[Data excerpts]
★ ★ ★ ★
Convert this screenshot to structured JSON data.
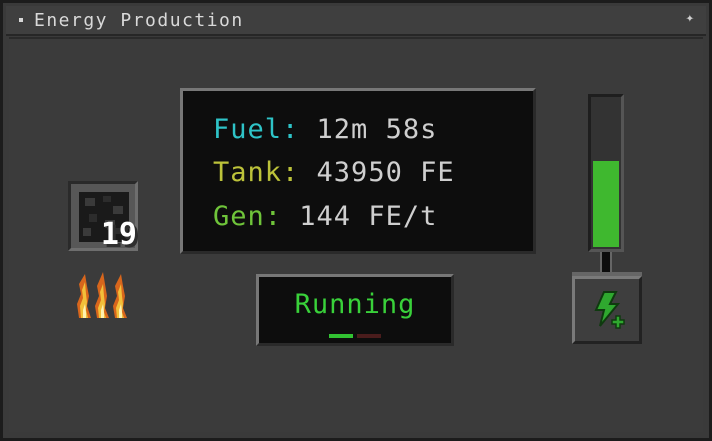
{
  "window": {
    "title": "Energy Production"
  },
  "fuel_slot": {
    "item": "coal",
    "count": "19"
  },
  "info": {
    "fuel_label": "Fuel:",
    "fuel_value": "12m 58s",
    "tank_label": "Tank:",
    "tank_value": "43950 FE",
    "gen_label": "Gen:",
    "gen_value": "144 FE/t"
  },
  "status": {
    "text": "Running"
  },
  "energy_bar": {
    "fill_fraction": 0.58
  },
  "colors": {
    "fuel_label": "#2ec3c7",
    "tank_label": "#bcc23a",
    "gen_label": "#6fc43a",
    "running": "#39d13a",
    "energy": "#3fb82f"
  },
  "icons": [
    "coal-item-icon",
    "flame-icon",
    "lightning-plus-icon"
  ]
}
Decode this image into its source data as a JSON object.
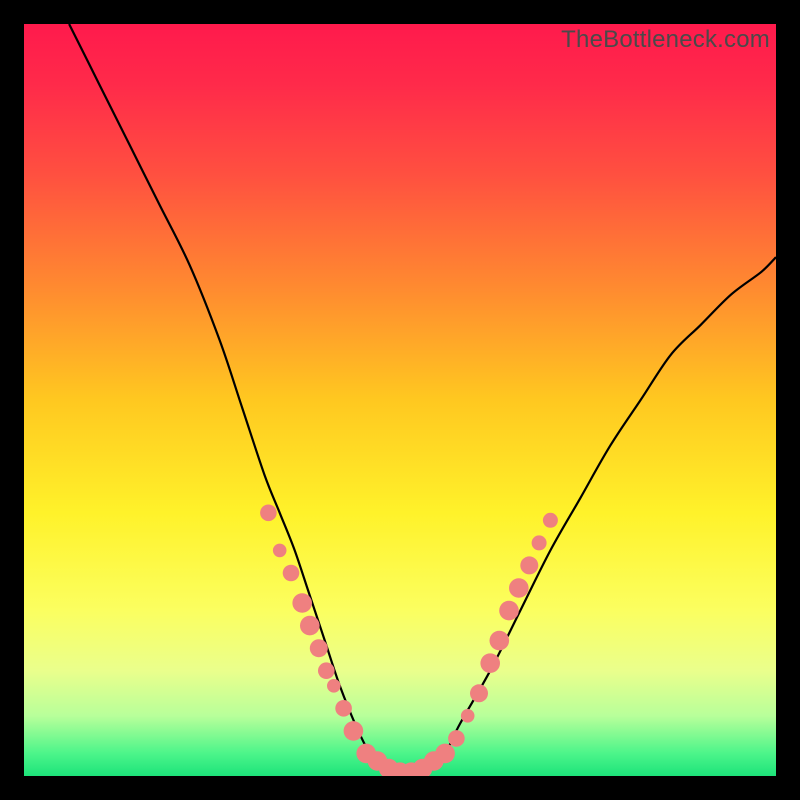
{
  "watermark": "TheBottleneck.com",
  "chart_data": {
    "type": "line",
    "title": "",
    "xlabel": "",
    "ylabel": "",
    "xlim": [
      0,
      100
    ],
    "ylim": [
      0,
      100
    ],
    "background_gradient": [
      {
        "offset": 0.0,
        "color": "#ff1a4c"
      },
      {
        "offset": 0.08,
        "color": "#ff2a4a"
      },
      {
        "offset": 0.2,
        "color": "#ff5040"
      },
      {
        "offset": 0.35,
        "color": "#ff8a30"
      },
      {
        "offset": 0.5,
        "color": "#ffc820"
      },
      {
        "offset": 0.65,
        "color": "#fff22a"
      },
      {
        "offset": 0.78,
        "color": "#fbff60"
      },
      {
        "offset": 0.86,
        "color": "#eaff8c"
      },
      {
        "offset": 0.92,
        "color": "#b8ff9a"
      },
      {
        "offset": 0.97,
        "color": "#4cf58a"
      },
      {
        "offset": 1.0,
        "color": "#1de37a"
      }
    ],
    "series": [
      {
        "name": "bottleneck-curve",
        "x": [
          6,
          10,
          14,
          18,
          22,
          26,
          29,
          32,
          34,
          36,
          38,
          40,
          42,
          44,
          46,
          48,
          50,
          52,
          54,
          56,
          58,
          62,
          66,
          70,
          74,
          78,
          82,
          86,
          90,
          94,
          98,
          100
        ],
        "y": [
          100,
          92,
          84,
          76,
          68,
          58,
          49,
          40,
          35,
          30,
          24,
          18,
          12,
          7,
          3,
          1,
          0,
          0,
          1,
          3,
          7,
          14,
          22,
          30,
          37,
          44,
          50,
          56,
          60,
          64,
          67,
          69
        ]
      }
    ],
    "markers": [
      {
        "x": 32.5,
        "y": 35,
        "r": 1.1
      },
      {
        "x": 34.0,
        "y": 30,
        "r": 0.9
      },
      {
        "x": 35.5,
        "y": 27,
        "r": 1.1
      },
      {
        "x": 37.0,
        "y": 23,
        "r": 1.3
      },
      {
        "x": 38.0,
        "y": 20,
        "r": 1.3
      },
      {
        "x": 39.2,
        "y": 17,
        "r": 1.2
      },
      {
        "x": 40.2,
        "y": 14,
        "r": 1.1
      },
      {
        "x": 41.2,
        "y": 12,
        "r": 0.9
      },
      {
        "x": 42.5,
        "y": 9,
        "r": 1.1
      },
      {
        "x": 43.8,
        "y": 6,
        "r": 1.3
      },
      {
        "x": 45.5,
        "y": 3,
        "r": 1.3
      },
      {
        "x": 47.0,
        "y": 2,
        "r": 1.3
      },
      {
        "x": 48.5,
        "y": 1,
        "r": 1.3
      },
      {
        "x": 50.0,
        "y": 0.5,
        "r": 1.3
      },
      {
        "x": 51.5,
        "y": 0.5,
        "r": 1.3
      },
      {
        "x": 53.0,
        "y": 1,
        "r": 1.3
      },
      {
        "x": 54.5,
        "y": 2,
        "r": 1.3
      },
      {
        "x": 56.0,
        "y": 3,
        "r": 1.3
      },
      {
        "x": 57.5,
        "y": 5,
        "r": 1.1
      },
      {
        "x": 59.0,
        "y": 8,
        "r": 0.9
      },
      {
        "x": 60.5,
        "y": 11,
        "r": 1.2
      },
      {
        "x": 62.0,
        "y": 15,
        "r": 1.3
      },
      {
        "x": 63.2,
        "y": 18,
        "r": 1.3
      },
      {
        "x": 64.5,
        "y": 22,
        "r": 1.3
      },
      {
        "x": 65.8,
        "y": 25,
        "r": 1.3
      },
      {
        "x": 67.2,
        "y": 28,
        "r": 1.2
      },
      {
        "x": 68.5,
        "y": 31,
        "r": 1.0
      },
      {
        "x": 70.0,
        "y": 34,
        "r": 1.0
      }
    ],
    "marker_color": "#ef8080",
    "curve_color": "#000000",
    "curve_width": 2.2
  }
}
★ ★ ★ ★
Among the lines above, count those containing the word "this" and give nothing but the result.

- [Solution to the problem]
2